Aangeleverde gegevens:
++++++
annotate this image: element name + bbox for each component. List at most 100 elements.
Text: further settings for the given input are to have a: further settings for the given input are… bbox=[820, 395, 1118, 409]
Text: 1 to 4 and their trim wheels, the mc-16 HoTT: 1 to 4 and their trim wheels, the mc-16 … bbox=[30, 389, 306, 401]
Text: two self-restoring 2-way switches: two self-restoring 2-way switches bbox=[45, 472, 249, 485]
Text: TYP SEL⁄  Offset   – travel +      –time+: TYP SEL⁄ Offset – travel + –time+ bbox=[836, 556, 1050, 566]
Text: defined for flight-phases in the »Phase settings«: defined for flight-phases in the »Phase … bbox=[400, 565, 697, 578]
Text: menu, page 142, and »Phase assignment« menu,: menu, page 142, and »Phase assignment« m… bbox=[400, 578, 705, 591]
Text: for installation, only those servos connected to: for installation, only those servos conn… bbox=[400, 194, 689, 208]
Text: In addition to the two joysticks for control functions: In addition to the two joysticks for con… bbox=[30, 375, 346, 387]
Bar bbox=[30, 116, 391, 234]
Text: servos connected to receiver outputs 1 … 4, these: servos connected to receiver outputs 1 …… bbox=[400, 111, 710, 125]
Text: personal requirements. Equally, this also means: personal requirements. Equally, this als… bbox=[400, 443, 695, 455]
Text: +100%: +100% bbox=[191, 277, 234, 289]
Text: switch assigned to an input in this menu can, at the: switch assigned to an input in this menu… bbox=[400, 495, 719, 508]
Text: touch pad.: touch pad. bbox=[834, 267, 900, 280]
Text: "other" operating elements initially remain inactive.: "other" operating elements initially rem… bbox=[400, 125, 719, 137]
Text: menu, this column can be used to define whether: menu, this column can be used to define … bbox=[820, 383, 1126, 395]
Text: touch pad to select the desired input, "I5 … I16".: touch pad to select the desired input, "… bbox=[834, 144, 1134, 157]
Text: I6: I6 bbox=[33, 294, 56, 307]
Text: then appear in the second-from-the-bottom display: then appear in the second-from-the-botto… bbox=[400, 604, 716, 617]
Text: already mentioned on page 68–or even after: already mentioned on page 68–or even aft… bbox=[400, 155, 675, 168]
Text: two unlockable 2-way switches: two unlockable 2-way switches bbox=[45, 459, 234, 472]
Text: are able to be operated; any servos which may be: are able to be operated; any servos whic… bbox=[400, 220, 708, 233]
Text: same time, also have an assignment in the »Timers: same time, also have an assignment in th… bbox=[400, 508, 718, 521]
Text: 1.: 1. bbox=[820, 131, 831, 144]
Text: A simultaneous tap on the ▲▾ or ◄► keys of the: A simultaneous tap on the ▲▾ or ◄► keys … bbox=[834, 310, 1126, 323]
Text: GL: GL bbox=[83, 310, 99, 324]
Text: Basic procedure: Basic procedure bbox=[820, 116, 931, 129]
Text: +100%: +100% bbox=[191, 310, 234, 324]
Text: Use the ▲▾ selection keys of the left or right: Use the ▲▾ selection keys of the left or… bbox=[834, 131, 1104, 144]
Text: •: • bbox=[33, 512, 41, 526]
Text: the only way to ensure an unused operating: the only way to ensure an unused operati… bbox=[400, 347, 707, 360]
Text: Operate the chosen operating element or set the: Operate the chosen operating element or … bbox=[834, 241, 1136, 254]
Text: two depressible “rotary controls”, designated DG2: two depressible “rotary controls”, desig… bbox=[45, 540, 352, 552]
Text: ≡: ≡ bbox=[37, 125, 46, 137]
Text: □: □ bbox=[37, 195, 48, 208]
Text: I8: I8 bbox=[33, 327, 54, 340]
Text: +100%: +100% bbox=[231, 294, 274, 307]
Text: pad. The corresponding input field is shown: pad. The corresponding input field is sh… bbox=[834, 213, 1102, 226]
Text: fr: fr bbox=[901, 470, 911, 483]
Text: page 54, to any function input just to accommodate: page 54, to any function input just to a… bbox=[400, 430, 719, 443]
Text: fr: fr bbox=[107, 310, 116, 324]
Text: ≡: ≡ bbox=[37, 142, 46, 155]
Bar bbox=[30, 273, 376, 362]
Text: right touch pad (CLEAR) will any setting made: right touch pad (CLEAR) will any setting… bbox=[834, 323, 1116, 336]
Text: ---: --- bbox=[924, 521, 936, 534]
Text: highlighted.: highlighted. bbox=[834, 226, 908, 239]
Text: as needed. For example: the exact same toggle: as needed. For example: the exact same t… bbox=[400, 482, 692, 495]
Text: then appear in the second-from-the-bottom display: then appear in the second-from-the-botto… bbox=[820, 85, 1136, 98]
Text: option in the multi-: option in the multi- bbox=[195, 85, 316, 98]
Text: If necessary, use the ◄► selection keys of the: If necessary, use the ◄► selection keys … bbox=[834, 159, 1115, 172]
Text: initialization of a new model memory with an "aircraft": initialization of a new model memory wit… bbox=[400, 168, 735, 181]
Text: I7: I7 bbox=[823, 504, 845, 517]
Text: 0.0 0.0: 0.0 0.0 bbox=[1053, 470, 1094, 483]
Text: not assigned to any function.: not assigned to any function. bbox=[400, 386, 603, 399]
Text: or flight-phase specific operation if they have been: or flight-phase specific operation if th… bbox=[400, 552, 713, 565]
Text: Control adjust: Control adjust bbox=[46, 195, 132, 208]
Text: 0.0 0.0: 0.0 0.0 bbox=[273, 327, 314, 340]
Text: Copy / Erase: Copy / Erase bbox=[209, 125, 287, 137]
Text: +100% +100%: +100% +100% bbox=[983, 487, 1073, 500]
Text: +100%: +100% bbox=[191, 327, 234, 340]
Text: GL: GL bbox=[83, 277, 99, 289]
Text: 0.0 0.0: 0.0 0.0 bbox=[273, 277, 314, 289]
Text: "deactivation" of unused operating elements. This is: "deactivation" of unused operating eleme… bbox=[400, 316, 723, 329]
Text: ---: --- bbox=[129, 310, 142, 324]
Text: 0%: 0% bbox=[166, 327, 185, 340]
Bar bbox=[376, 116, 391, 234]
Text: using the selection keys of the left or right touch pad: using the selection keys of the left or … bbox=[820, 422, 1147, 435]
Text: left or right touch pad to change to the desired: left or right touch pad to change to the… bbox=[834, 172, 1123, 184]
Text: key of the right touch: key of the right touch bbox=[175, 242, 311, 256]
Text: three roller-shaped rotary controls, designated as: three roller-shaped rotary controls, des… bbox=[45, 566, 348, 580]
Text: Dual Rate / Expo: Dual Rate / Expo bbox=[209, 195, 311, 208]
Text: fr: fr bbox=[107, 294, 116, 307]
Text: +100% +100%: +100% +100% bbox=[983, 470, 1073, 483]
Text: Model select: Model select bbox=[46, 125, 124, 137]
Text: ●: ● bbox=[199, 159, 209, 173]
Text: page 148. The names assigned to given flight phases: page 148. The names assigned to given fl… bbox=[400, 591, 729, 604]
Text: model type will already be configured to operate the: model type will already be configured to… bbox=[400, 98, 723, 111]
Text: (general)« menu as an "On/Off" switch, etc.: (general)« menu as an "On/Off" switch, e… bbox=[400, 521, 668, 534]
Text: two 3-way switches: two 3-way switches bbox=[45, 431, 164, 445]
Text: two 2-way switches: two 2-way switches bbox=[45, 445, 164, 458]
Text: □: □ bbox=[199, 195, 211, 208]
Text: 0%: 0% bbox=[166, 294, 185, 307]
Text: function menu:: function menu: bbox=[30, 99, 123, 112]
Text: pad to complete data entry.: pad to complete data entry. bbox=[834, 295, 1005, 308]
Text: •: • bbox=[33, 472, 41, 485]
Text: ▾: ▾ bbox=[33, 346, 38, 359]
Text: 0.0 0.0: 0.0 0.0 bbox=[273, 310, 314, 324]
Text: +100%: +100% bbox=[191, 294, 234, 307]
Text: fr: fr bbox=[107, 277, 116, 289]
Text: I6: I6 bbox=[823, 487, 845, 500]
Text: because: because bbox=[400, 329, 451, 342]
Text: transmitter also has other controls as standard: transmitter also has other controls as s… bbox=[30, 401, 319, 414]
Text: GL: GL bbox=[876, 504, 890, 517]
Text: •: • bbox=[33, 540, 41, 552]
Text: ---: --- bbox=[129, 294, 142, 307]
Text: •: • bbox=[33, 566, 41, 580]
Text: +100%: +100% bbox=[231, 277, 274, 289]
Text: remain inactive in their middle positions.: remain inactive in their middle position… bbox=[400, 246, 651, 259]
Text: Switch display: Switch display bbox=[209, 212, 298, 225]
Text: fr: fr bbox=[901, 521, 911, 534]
++++++
Typ de regels over vanaf het begin van de records tot en met de regel die "Text: further settings" bevat, letterlijk en zonder wijzigingen.

Antwoord:
annotate this image: element name + bbox for each component. List at most 100 elements.
Text: further settings for the given input are to have a: further settings for the given input are… bbox=[820, 395, 1118, 409]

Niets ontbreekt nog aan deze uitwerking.